• _Problem details_
Could you put the rows, from the very first one through the line that contains "general-goal-table xyxy=(11,302,609,434)", into a JSON list of strings, one string per line, with blank lines omitted?
>> Begin Working data
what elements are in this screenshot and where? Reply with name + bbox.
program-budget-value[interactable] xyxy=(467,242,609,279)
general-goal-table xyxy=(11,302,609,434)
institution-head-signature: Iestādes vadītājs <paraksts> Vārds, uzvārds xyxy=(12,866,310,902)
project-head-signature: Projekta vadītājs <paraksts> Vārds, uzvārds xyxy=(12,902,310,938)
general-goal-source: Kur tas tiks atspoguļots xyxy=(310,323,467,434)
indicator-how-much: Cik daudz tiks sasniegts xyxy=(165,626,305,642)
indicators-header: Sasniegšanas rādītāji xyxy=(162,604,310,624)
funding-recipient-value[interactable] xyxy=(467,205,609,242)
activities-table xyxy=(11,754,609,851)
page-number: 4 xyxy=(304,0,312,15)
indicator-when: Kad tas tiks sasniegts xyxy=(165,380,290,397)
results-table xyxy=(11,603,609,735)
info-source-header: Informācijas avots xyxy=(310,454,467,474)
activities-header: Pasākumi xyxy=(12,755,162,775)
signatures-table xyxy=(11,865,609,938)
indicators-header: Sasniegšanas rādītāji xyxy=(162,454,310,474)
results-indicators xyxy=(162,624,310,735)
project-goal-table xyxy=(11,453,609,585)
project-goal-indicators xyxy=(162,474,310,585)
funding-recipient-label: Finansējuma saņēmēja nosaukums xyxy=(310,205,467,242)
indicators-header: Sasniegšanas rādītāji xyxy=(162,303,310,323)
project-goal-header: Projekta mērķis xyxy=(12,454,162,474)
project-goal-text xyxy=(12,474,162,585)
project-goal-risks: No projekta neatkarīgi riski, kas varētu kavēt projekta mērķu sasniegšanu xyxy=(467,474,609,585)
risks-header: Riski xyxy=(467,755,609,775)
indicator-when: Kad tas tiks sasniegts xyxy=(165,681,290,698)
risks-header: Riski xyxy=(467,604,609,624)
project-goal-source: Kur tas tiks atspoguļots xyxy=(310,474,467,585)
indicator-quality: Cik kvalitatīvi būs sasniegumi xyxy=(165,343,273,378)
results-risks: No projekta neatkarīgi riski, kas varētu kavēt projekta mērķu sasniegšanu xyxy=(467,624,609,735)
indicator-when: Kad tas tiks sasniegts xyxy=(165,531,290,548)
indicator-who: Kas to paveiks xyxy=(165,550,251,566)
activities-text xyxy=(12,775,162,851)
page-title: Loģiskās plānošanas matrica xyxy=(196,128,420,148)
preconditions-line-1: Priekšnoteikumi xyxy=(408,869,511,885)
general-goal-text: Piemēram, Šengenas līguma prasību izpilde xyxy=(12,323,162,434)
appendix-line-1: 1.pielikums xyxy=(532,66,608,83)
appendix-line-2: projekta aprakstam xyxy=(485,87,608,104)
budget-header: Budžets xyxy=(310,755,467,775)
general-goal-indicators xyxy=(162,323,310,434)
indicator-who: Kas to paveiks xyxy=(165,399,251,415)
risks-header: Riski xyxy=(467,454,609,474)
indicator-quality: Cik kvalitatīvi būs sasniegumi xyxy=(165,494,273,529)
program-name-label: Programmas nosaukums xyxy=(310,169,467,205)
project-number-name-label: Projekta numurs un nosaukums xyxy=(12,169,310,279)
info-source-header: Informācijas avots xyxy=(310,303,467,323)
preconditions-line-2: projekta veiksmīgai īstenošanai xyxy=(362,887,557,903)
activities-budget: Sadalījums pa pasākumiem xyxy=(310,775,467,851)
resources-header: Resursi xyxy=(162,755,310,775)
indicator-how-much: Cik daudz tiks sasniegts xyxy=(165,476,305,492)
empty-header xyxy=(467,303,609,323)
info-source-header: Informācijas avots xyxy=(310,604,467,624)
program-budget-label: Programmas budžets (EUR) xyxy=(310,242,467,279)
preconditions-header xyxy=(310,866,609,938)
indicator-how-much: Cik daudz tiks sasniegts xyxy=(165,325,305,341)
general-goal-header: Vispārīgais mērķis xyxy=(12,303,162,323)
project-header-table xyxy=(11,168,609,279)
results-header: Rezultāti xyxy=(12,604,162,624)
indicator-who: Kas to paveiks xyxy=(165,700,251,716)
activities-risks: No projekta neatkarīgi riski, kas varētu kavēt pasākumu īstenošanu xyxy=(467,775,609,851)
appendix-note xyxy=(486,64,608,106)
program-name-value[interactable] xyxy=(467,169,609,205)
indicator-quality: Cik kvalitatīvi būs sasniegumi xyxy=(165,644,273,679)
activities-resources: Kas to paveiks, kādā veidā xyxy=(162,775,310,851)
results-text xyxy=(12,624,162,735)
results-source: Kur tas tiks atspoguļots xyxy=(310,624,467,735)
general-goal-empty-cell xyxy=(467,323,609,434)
>> End Working data
• _Written reply_
[
  "what elements are in this screenshot and where? Reply with name + bbox.",
  "program-budget-value[interactable] xyxy=(467,242,609,279)",
  "general-goal-table xyxy=(11,302,609,434)"
]